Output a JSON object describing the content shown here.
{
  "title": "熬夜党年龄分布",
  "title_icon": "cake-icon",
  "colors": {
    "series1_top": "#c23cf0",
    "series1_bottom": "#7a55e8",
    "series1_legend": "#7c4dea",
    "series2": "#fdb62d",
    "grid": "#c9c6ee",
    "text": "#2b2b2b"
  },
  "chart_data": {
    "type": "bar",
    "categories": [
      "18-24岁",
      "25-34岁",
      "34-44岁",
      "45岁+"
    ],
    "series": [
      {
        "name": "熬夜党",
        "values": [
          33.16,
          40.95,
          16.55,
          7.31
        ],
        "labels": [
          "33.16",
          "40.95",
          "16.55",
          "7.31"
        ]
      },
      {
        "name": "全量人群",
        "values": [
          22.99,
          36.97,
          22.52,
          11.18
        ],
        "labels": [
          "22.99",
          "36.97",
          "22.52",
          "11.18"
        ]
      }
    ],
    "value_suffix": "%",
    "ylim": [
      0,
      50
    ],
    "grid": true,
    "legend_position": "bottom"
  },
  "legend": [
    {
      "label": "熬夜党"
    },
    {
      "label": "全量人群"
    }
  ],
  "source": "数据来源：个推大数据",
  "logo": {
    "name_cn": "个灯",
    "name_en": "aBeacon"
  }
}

▬▬▬

Each line above must be printed exactly as it appears.

== Answer ==
Output a JSON object describing the content shown here.
{
  "title": "熬夜党年龄分布",
  "title_icon": "cake-icon",
  "colors": {
    "series1_top": "#c23cf0",
    "series1_bottom": "#7a55e8",
    "series1_legend": "#7c4dea",
    "series2": "#fdb62d",
    "grid": "#c9c6ee",
    "text": "#2b2b2b"
  },
  "chart_data": {
    "type": "bar",
    "categories": [
      "18-24岁",
      "25-34岁",
      "34-44岁",
      "45岁+"
    ],
    "series": [
      {
        "name": "熬夜党",
        "values": [
          33.16,
          40.95,
          16.55,
          7.31
        ],
        "labels": [
          "33.16",
          "40.95",
          "16.55",
          "7.31"
        ]
      },
      {
        "name": "全量人群",
        "values": [
          22.99,
          36.97,
          22.52,
          11.18
        ],
        "labels": [
          "22.99",
          "36.97",
          "22.52",
          "11.18"
        ]
      }
    ],
    "value_suffix": "%",
    "ylim": [
      0,
      50
    ],
    "grid": true,
    "legend_position": "bottom"
  },
  "legend": [
    {
      "label": "熬夜党"
    },
    {
      "label": "全量人群"
    }
  ],
  "source": "数据来源：个推大数据",
  "logo": {
    "name_cn": "个灯",
    "name_en": "aBeacon"
  }
}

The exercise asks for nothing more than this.